──────── Record list

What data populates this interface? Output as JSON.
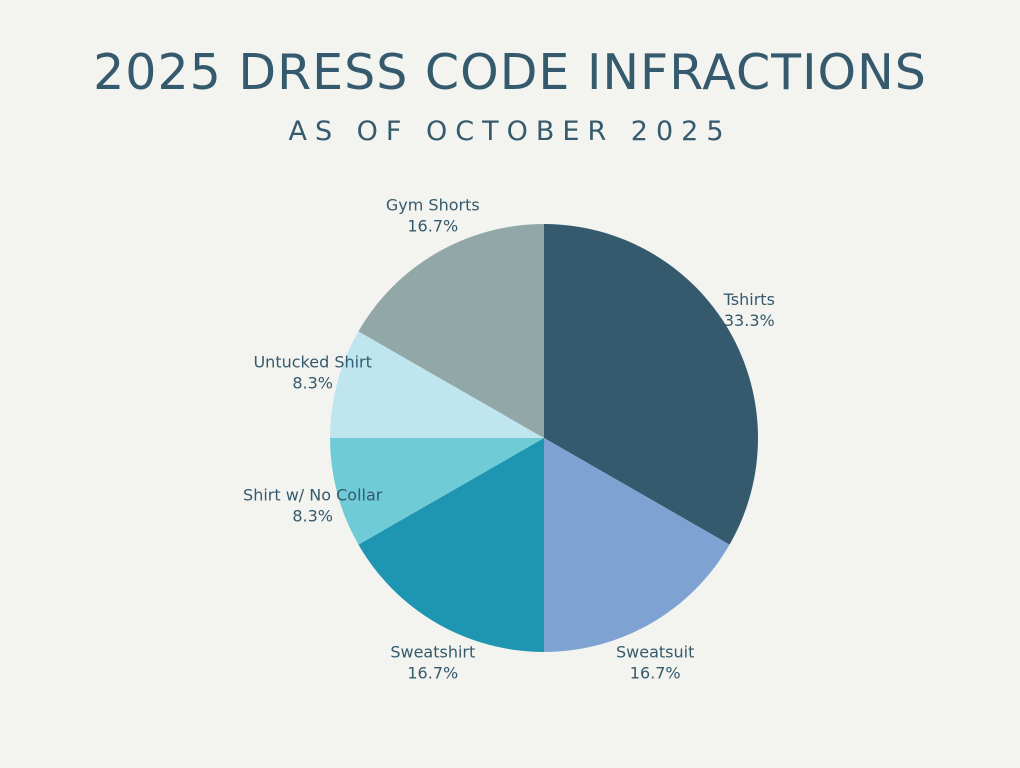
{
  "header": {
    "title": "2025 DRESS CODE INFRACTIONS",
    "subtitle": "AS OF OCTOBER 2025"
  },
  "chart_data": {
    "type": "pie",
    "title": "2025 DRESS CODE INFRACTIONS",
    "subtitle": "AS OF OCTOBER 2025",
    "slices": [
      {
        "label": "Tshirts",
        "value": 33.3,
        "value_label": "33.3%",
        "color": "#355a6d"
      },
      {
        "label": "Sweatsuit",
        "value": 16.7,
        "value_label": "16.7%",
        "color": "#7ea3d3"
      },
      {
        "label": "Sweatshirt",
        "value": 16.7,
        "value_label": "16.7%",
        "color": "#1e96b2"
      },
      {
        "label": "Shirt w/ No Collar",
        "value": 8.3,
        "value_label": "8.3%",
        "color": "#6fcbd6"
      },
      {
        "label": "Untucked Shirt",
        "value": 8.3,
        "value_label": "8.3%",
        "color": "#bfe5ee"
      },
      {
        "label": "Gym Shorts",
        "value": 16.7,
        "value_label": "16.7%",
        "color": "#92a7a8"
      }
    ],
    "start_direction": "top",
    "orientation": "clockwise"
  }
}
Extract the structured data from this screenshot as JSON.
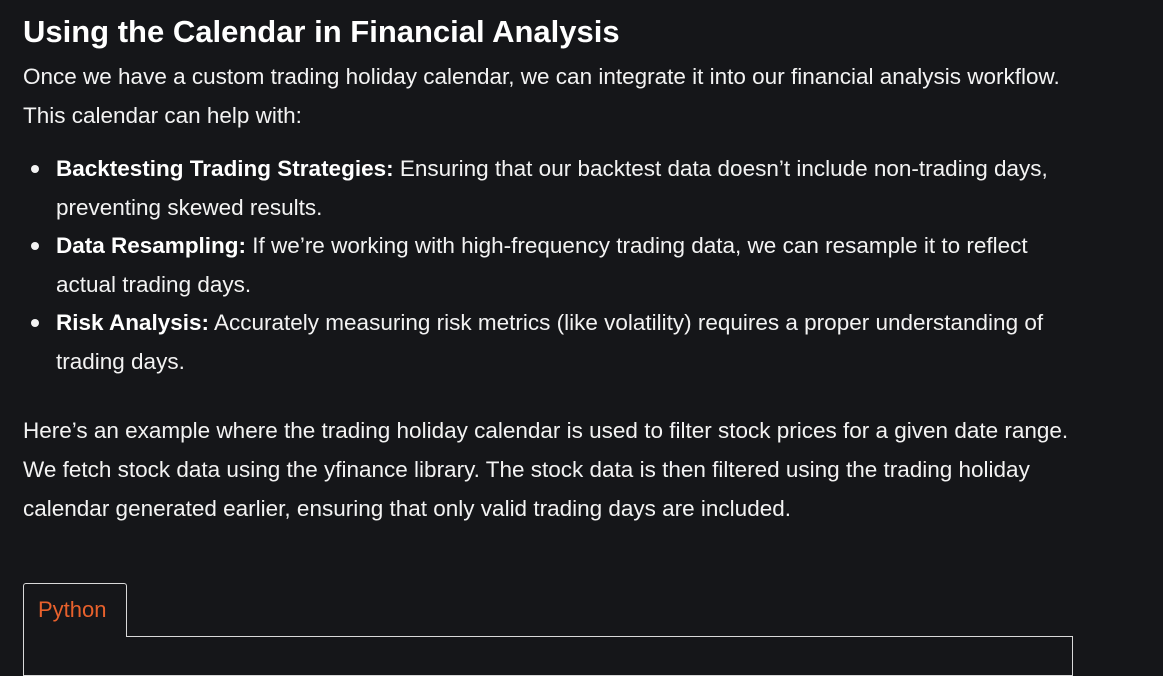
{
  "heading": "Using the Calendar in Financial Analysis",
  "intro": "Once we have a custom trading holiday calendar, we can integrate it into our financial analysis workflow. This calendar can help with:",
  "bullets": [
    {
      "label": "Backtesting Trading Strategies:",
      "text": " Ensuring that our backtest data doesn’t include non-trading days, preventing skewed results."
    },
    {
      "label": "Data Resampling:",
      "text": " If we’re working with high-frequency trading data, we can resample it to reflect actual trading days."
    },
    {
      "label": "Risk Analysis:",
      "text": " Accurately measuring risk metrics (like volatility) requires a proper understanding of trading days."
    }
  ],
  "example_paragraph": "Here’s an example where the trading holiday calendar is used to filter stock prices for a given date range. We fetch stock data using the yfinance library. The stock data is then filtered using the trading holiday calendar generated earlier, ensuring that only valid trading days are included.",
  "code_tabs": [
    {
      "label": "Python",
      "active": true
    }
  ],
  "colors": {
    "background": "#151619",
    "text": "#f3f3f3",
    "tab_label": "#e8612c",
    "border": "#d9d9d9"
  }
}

────────────────

• _Problem to solve_
What do the lines above say from the line containing "Extract the structured" through the last line? Quote them exactly, both ends included, and leave out the pictures.

• _Solution to the problem_
Extract the structured data from this screenshot as JSON.
{
  "heading": "Using the Calendar in Financial Analysis",
  "intro": "Once we have a custom trading holiday calendar, we can integrate it into our financial analysis workflow. This calendar can help with:",
  "bullets": [
    {
      "label": "Backtesting Trading Strategies:",
      "text": " Ensuring that our backtest data doesn’t include non-trading days, preventing skewed results."
    },
    {
      "label": "Data Resampling:",
      "text": " If we’re working with high-frequency trading data, we can resample it to reflect actual trading days."
    },
    {
      "label": "Risk Analysis:",
      "text": " Accurately measuring risk metrics (like volatility) requires a proper understanding of trading days."
    }
  ],
  "example_paragraph": "Here’s an example where the trading holiday calendar is used to filter stock prices for a given date range. We fetch stock data using the yfinance library. The stock data is then filtered using the trading holiday calendar generated earlier, ensuring that only valid trading days are included.",
  "code_tabs": [
    {
      "label": "Python",
      "active": true
    }
  ],
  "colors": {
    "background": "#151619",
    "text": "#f3f3f3",
    "tab_label": "#e8612c",
    "border": "#d9d9d9"
  }
}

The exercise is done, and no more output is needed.